Goal of the exercise: Exactly repeat the material, dropping every picture from the copy.

[Data entries]
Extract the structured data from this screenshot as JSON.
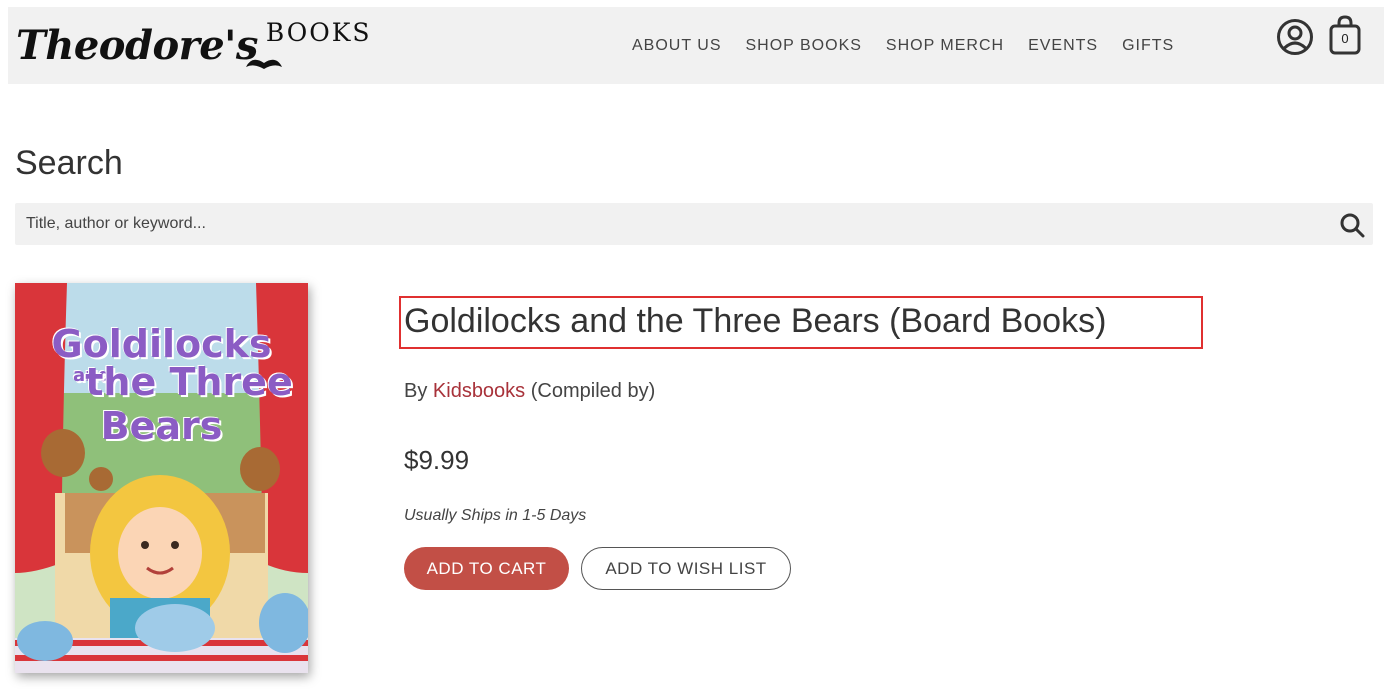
{
  "header": {
    "logo_text": "Theodore's",
    "logo_sub": "BOOKS",
    "nav": [
      {
        "label": "ABOUT US"
      },
      {
        "label": "SHOP BOOKS"
      },
      {
        "label": "SHOP MERCH"
      },
      {
        "label": "EVENTS"
      },
      {
        "label": "GIFTS"
      }
    ],
    "cart_count": "0",
    "icons": {
      "account": "account-circle-icon",
      "cart": "shopping-bag-icon"
    }
  },
  "search": {
    "title": "Search",
    "placeholder": "Title, author or keyword...",
    "icon": "search-icon"
  },
  "product": {
    "cover_title_lines": [
      "Goldilocks",
      "and",
      "the Three",
      "Bears"
    ],
    "title": "Goldilocks and the Three Bears (Board Books)",
    "by_prefix": "By",
    "author": "Kidsbooks",
    "author_role": "(Compiled by)",
    "price": "$9.99",
    "availability": "Usually Ships in 1-5 Days",
    "add_to_cart_label": "ADD TO CART",
    "add_to_wishlist_label": "ADD TO WISH LIST"
  },
  "colors": {
    "header_bg": "#f1f1f1",
    "accent": "#c24f46",
    "author_link": "#a8323a",
    "highlight_border": "#e03030"
  }
}
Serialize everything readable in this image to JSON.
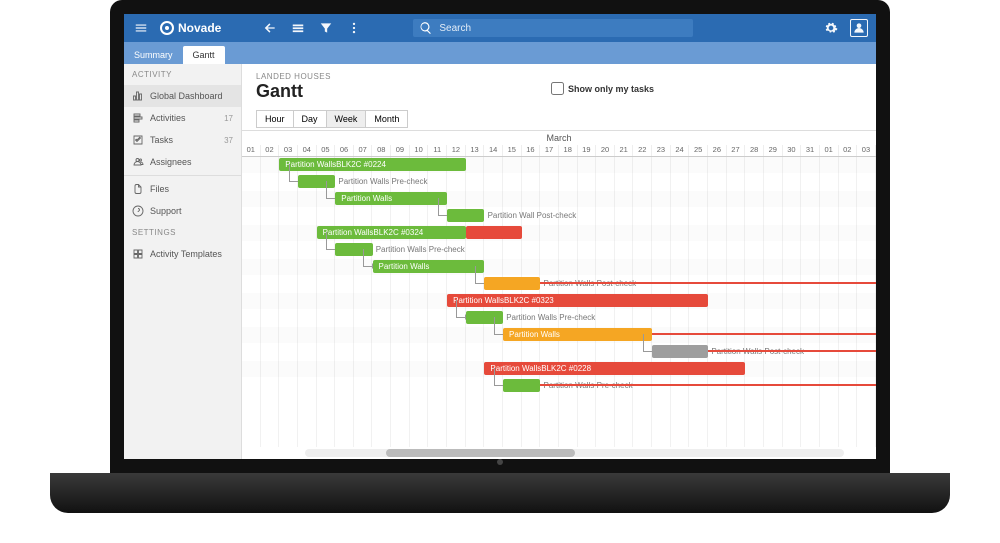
{
  "brand": "Novade",
  "topbar": {
    "search_placeholder": "Search"
  },
  "tabs": [
    {
      "label": "Summary",
      "active": false
    },
    {
      "label": "Gantt",
      "active": true
    }
  ],
  "sidebar": {
    "section_activity": "ACTIVITY",
    "section_settings": "SETTINGS",
    "items": [
      {
        "icon": "dashboard",
        "label": "Global Dashboard",
        "count": "",
        "active": true
      },
      {
        "icon": "activities",
        "label": "Activities",
        "count": "17",
        "active": false
      },
      {
        "icon": "tasks",
        "label": "Tasks",
        "count": "37",
        "active": false
      },
      {
        "icon": "assignees",
        "label": "Assignees",
        "count": "",
        "active": false
      }
    ],
    "items2": [
      {
        "icon": "files",
        "label": "Files"
      },
      {
        "icon": "support",
        "label": "Support"
      }
    ],
    "items3": [
      {
        "icon": "templates",
        "label": "Activity Templates"
      }
    ]
  },
  "content": {
    "breadcrumb": "LANDED HOUSES",
    "title": "Gantt",
    "show_only": "Show only my tasks",
    "zoom": [
      "Hour",
      "Day",
      "Week",
      "Month"
    ],
    "zoom_active": "Week"
  },
  "gantt": {
    "month": "March",
    "days": [
      "01",
      "02",
      "03",
      "04",
      "05",
      "06",
      "07",
      "08",
      "09",
      "10",
      "11",
      "12",
      "13",
      "14",
      "15",
      "16",
      "17",
      "18",
      "19",
      "20",
      "21",
      "22",
      "23",
      "24",
      "25",
      "26",
      "27",
      "28",
      "29",
      "30",
      "31",
      "01",
      "02",
      "03"
    ],
    "rows": [
      {
        "bars": [
          {
            "type": "green",
            "start": 2,
            "end": 12,
            "label": "Partition WallsBLK2C #0224",
            "arrows": "lr"
          }
        ]
      },
      {
        "dep_from_prev": true,
        "bars": [
          {
            "type": "green",
            "start": 3,
            "end": 5,
            "outlabel": "Partition Walls Pre-check"
          }
        ]
      },
      {
        "dep_from_prev": true,
        "bars": [
          {
            "type": "green",
            "start": 5,
            "end": 11,
            "label": "Partition Walls",
            "arrows": "r"
          }
        ]
      },
      {
        "dep_from_prev": true,
        "bars": [
          {
            "type": "green",
            "start": 11,
            "end": 13,
            "outlabel": "Partition Wall Post-check"
          }
        ]
      },
      {
        "bars": [
          {
            "type": "green",
            "start": 4,
            "end": 12,
            "label": "Partition WallsBLK2C #0324",
            "arrows": "lr"
          },
          {
            "type": "red",
            "start": 12,
            "end": 15,
            "arrows": "r"
          }
        ]
      },
      {
        "dep_from_prev": true,
        "bars": [
          {
            "type": "green",
            "start": 5,
            "end": 7,
            "outlabel": "Partition Walls Pre-check"
          }
        ]
      },
      {
        "dep_from_prev": true,
        "bars": [
          {
            "type": "green",
            "start": 7,
            "end": 13,
            "label": "Partition Walls",
            "arrows": "r"
          }
        ]
      },
      {
        "dep_from_prev": true,
        "bars": [
          {
            "type": "amber",
            "start": 13,
            "end": 16,
            "outlabel": "Partition Walls Post-check"
          }
        ],
        "redline_at": 16
      },
      {
        "bars": [
          {
            "type": "red",
            "start": 11,
            "end": 25,
            "label": "Partition WallsBLK2C #0323",
            "arrows": "lr"
          }
        ]
      },
      {
        "dep_from_prev": true,
        "bars": [
          {
            "type": "green",
            "start": 12,
            "end": 14,
            "outlabel": "Partition Walls Pre-check"
          }
        ]
      },
      {
        "dep_from_prev": true,
        "bars": [
          {
            "type": "amber",
            "start": 14,
            "end": 22,
            "label": "Partition Walls",
            "arrows": "r"
          }
        ],
        "redline_at": 22
      },
      {
        "dep_from_prev": true,
        "bars": [
          {
            "type": "gray",
            "start": 22,
            "end": 25,
            "outlabel": "Partition Walls Post-check"
          }
        ],
        "redline_at": 25
      },
      {
        "bars": [
          {
            "type": "red",
            "start": 13,
            "end": 27,
            "label": "Partition WallsBLK2C #0228",
            "arrows": "lr"
          }
        ]
      },
      {
        "dep_from_prev": true,
        "bars": [
          {
            "type": "green",
            "start": 14,
            "end": 16,
            "outlabel": "Partition Walls Pre-check"
          }
        ],
        "redline_at": 16
      }
    ]
  }
}
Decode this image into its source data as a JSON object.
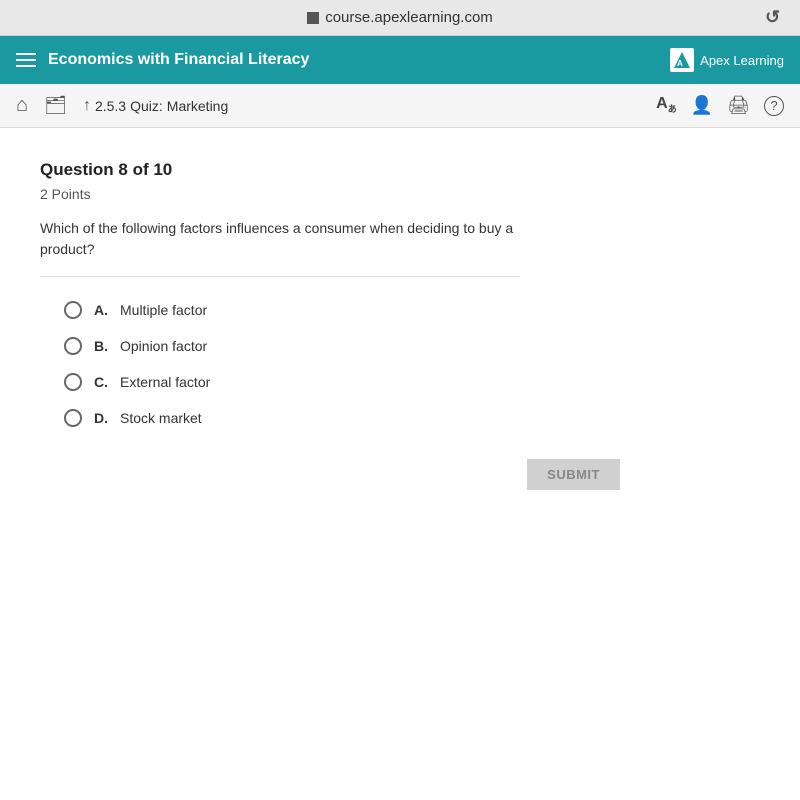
{
  "browser": {
    "url": "course.apexlearning.com",
    "refresh_icon": "↻"
  },
  "header": {
    "menu_icon": "menu",
    "title": "Economics with Financial Literacy",
    "logo_text": "Apex Learning"
  },
  "navbar": {
    "home_icon": "⌂",
    "portfolio_icon": "🗂",
    "breadcrumb": {
      "arrow": "↑",
      "quiz_label": "2.5.3",
      "quiz_type": "Quiz:",
      "quiz_name": "Marketing"
    },
    "translate_icon": "A",
    "user_icon": "👤",
    "print_icon": "🖨",
    "help_icon": "?"
  },
  "question": {
    "title": "Question 8 of 10",
    "points": "2 Points",
    "text": "Which of the following factors influences a consumer when deciding to buy a product?",
    "options": [
      {
        "letter": "A.",
        "text": "Multiple factor"
      },
      {
        "letter": "B.",
        "text": "Opinion factor"
      },
      {
        "letter": "C.",
        "text": "External factor"
      },
      {
        "letter": "D.",
        "text": "Stock market"
      }
    ]
  },
  "submit": {
    "label": "SUBMIT"
  }
}
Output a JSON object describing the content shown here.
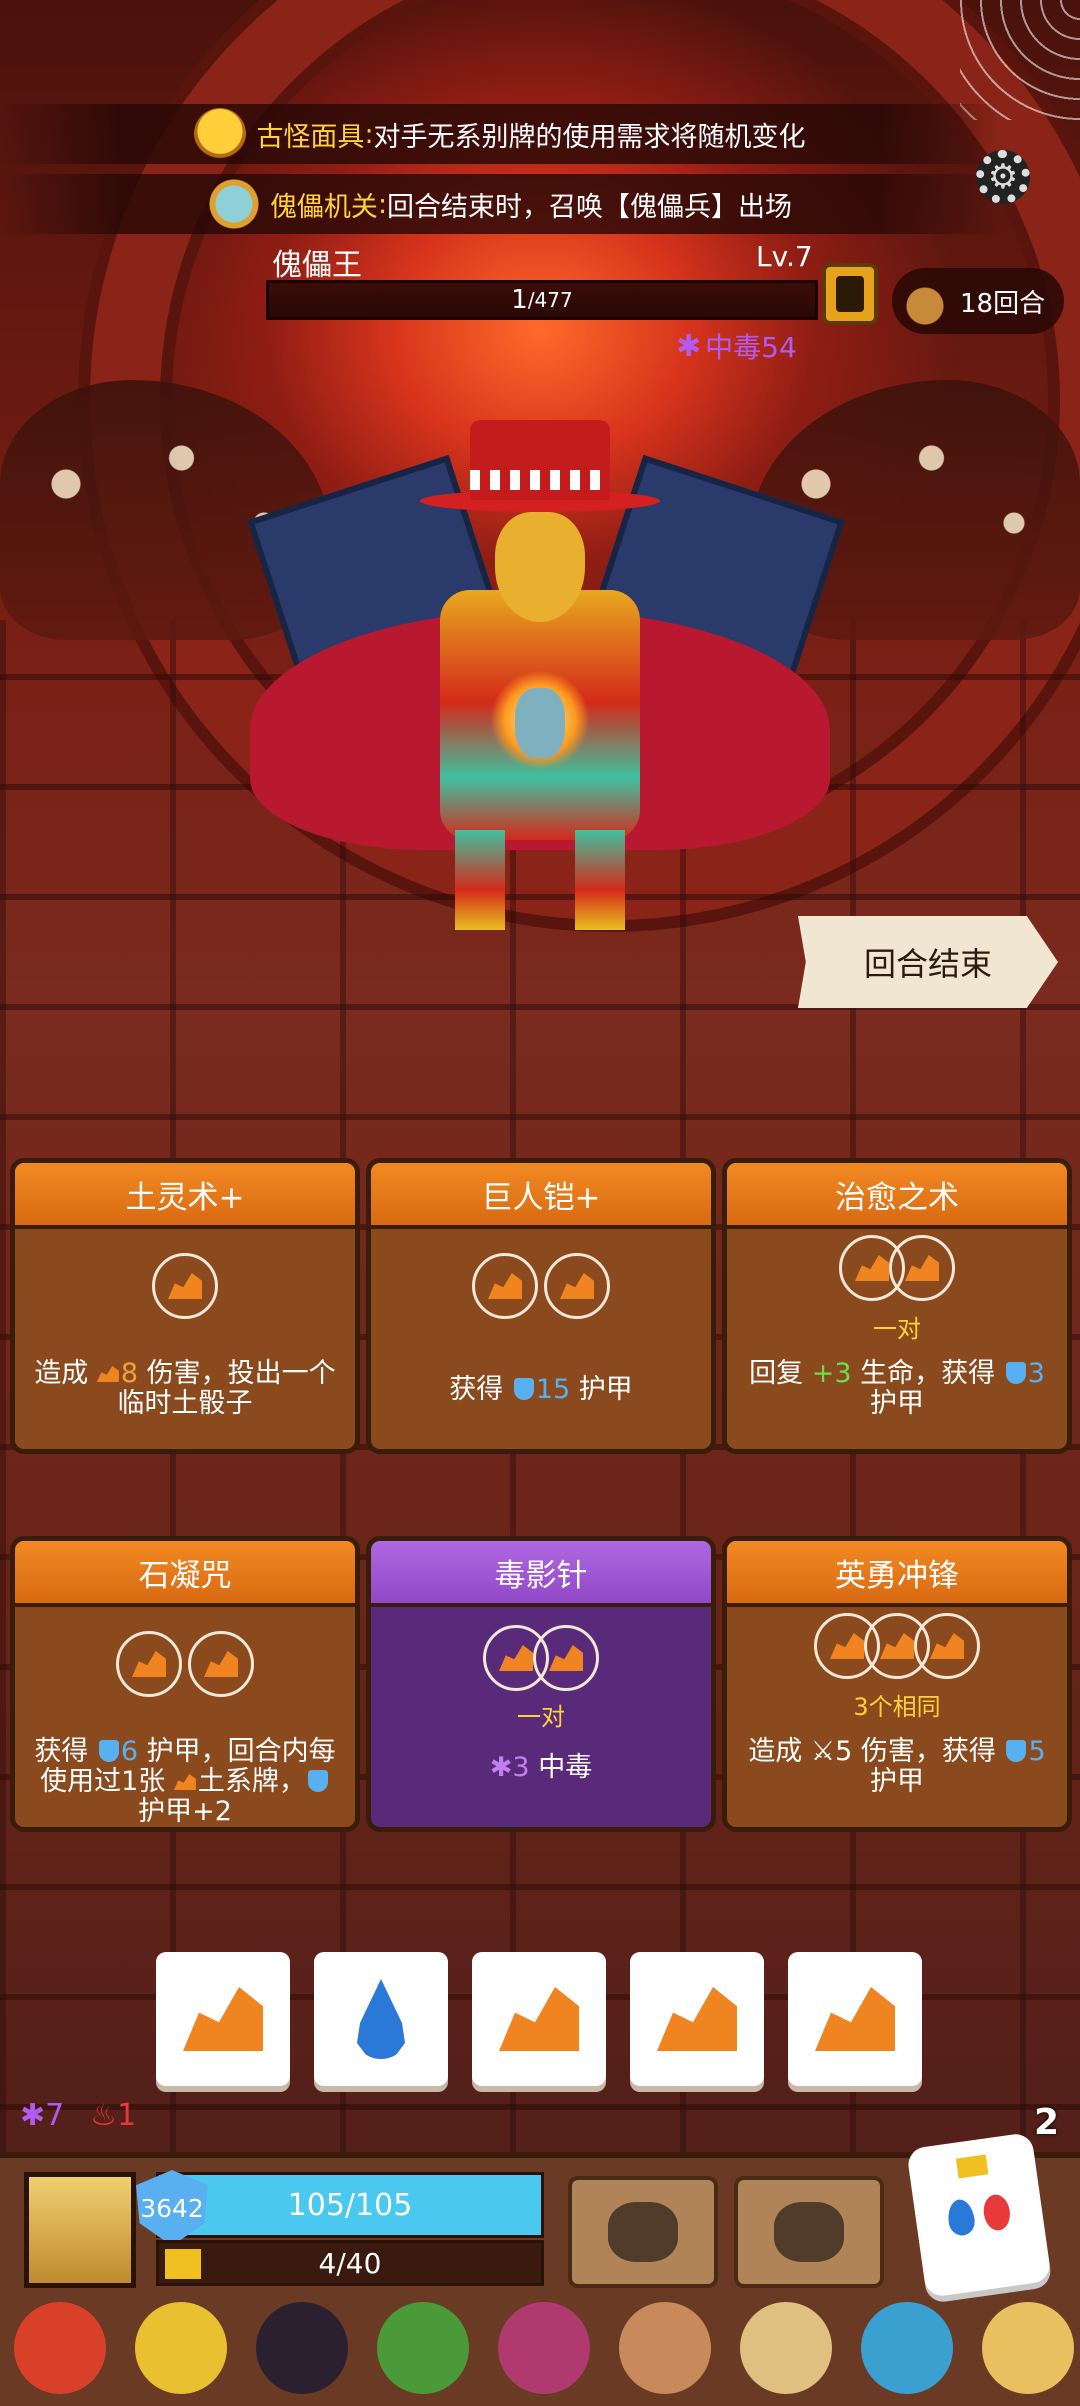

Solution for this problem:
Extract the structured data from this screenshot as JSON.
{
  "header": {
    "logo_text": "Theodore's",
    "logo_sub": "BOOKS",
    "nav": [
      {
        "label": "ABOUT US"
      },
      {
        "label": "SHOP BOOKS"
      },
      {
        "label": "SHOP MERCH"
      },
      {
        "label": "EVENTS"
      },
      {
        "label": "GIFTS"
      }
    ],
    "cart_count": "0",
    "icons": {
      "account": "account-circle-icon",
      "cart": "shopping-bag-icon"
    }
  },
  "search": {
    "title": "Search",
    "placeholder": "Title, author or keyword...",
    "icon": "search-icon"
  },
  "product": {
    "cover_title_lines": [
      "Goldilocks",
      "and",
      "the Three",
      "Bears"
    ],
    "title": "Goldilocks and the Three Bears (Board Books)",
    "by_prefix": "By",
    "author": "Kidsbooks",
    "author_role": "(Compiled by)",
    "price": "$9.99",
    "availability": "Usually Ships in 1-5 Days",
    "add_to_cart_label": "ADD TO CART",
    "add_to_wishlist_label": "ADD TO WISH LIST"
  },
  "colors": {
    "header_bg": "#f1f1f1",
    "accent": "#c24f46",
    "author_link": "#a8323a",
    "highlight_border": "#e03030"
  }
}
Serialize everything readable in this image to JSON.
{
  "brand": "Novade",
  "topbar": {
    "search_placeholder": "Search"
  },
  "tabs": [
    {
      "label": "Summary",
      "active": false
    },
    {
      "label": "Gantt",
      "active": true
    }
  ],
  "sidebar": {
    "section_activity": "ACTIVITY",
    "section_settings": "SETTINGS",
    "items": [
      {
        "icon": "dashboard",
        "label": "Global Dashboard",
        "count": "",
        "active": true
      },
      {
        "icon": "activities",
        "label": "Activities",
        "count": "17",
        "active": false
      },
      {
        "icon": "tasks",
        "label": "Tasks",
        "count": "37",
        "active": false
      },
      {
        "icon": "assignees",
        "label": "Assignees",
        "count": "",
        "active": false
      }
    ],
    "items2": [
      {
        "icon": "files",
        "label": "Files"
      },
      {
        "icon": "support",
        "label": "Support"
      }
    ],
    "items3": [
      {
        "icon": "templates",
        "label": "Activity Templates"
      }
    ]
  },
  "content": {
    "breadcrumb": "LANDED HOUSES",
    "title": "Gantt",
    "show_only": "Show only my tasks",
    "zoom": [
      "Hour",
      "Day",
      "Week",
      "Month"
    ],
    "zoom_active": "Week"
  },
  "gantt": {
    "month": "March",
    "days": [
      "01",
      "02",
      "03",
      "04",
      "05",
      "06",
      "07",
      "08",
      "09",
      "10",
      "11",
      "12",
      "13",
      "14",
      "15",
      "16",
      "17",
      "18",
      "19",
      "20",
      "21",
      "22",
      "23",
      "24",
      "25",
      "26",
      "27",
      "28",
      "29",
      "30",
      "31",
      "01",
      "02",
      "03"
    ],
    "rows": [
      {
        "bars": [
          {
            "type": "green",
            "start": 2,
            "end": 12,
            "label": "Partition WallsBLK2C #0224",
            "arrows": "lr"
          }
        ]
      },
      {
        "dep_from_prev": true,
        "bars": [
          {
            "type": "green",
            "start": 3,
            "end": 5,
            "outlabel": "Partition Walls Pre-check"
          }
        ]
      },
      {
        "dep_from_prev": true,
        "bars": [
          {
            "type": "green",
            "start": 5,
            "end": 11,
            "label": "Partition Walls",
            "arrows": "r"
          }
        ]
      },
      {
        "dep_from_prev": true,
        "bars": [
          {
            "type": "green",
            "start": 11,
            "end": 13,
            "outlabel": "Partition Wall Post-check"
          }
        ]
      },
      {
        "bars": [
          {
            "type": "green",
            "start": 4,
            "end": 12,
            "label": "Partition WallsBLK2C #0324",
            "arrows": "lr"
          },
          {
            "type": "red",
            "start": 12,
            "end": 15,
            "arrows": "r"
          }
        ]
      },
      {
        "dep_from_prev": true,
        "bars": [
          {
            "type": "green",
            "start": 5,
            "end": 7,
            "outlabel": "Partition Walls Pre-check"
          }
        ]
      },
      {
        "dep_from_prev": true,
        "bars": [
          {
            "type": "green",
            "start": 7,
            "end": 13,
            "label": "Partition Walls",
            "arrows": "r"
          }
        ]
      },
      {
        "dep_from_prev": true,
        "bars": [
          {
            "type": "amber",
            "start": 13,
            "end": 16,
            "outlabel": "Partition Walls Post-check"
          }
        ],
        "redline_at": 16
      },
      {
        "bars": [
          {
            "type": "red",
            "start": 11,
            "end": 25,
            "label": "Partition WallsBLK2C #0323",
            "arrows": "lr"
          }
        ]
      },
      {
        "dep_from_prev": true,
        "bars": [
          {
            "type": "green",
            "start": 12,
            "end": 14,
            "outlabel": "Partition Walls Pre-check"
          }
        ]
      },
      {
        "dep_from_prev": true,
        "bars": [
          {
            "type": "amber",
            "start": 14,
            "end": 22,
            "label": "Partition Walls",
            "arrows": "r"
          }
        ],
        "redline_at": 22
      },
      {
        "dep_from_prev": true,
        "bars": [
          {
            "type": "gray",
            "start": 22,
            "end": 25,
            "outlabel": "Partition Walls Post-check"
          }
        ],
        "redline_at": 25
      },
      {
        "bars": [
          {
            "type": "red",
            "start": 13,
            "end": 27,
            "label": "Partition WallsBLK2C #0228",
            "arrows": "lr"
          }
        ]
      },
      {
        "dep_from_prev": true,
        "bars": [
          {
            "type": "green",
            "start": 14,
            "end": 16,
            "outlabel": "Partition Walls Pre-check"
          }
        ],
        "redline_at": 16
      }
    ]
  }
}
Decode this image into its source data as a JSON object.
{
  "browser": {
    "url": "course.apexlearning.com",
    "refresh_icon": "↻"
  },
  "header": {
    "menu_icon": "menu",
    "title": "Economics with Financial Literacy",
    "logo_text": "Apex Learning"
  },
  "navbar": {
    "home_icon": "⌂",
    "portfolio_icon": "🗂",
    "breadcrumb": {
      "arrow": "↑",
      "quiz_label": "2.5.3",
      "quiz_type": "Quiz:",
      "quiz_name": "Marketing"
    },
    "translate_icon": "A",
    "user_icon": "👤",
    "print_icon": "🖨",
    "help_icon": "?"
  },
  "question": {
    "title": "Question 8 of 10",
    "points": "2 Points",
    "text": "Which of the following factors influences a consumer when deciding to buy a product?",
    "options": [
      {
        "letter": "A.",
        "text": "Multiple factor"
      },
      {
        "letter": "B.",
        "text": "Opinion factor"
      },
      {
        "letter": "C.",
        "text": "External factor"
      },
      {
        "letter": "D.",
        "text": "Stock market"
      }
    ]
  },
  "submit": {
    "label": "SUBMIT"
  }
}
Output a JSON object describing the content shown here.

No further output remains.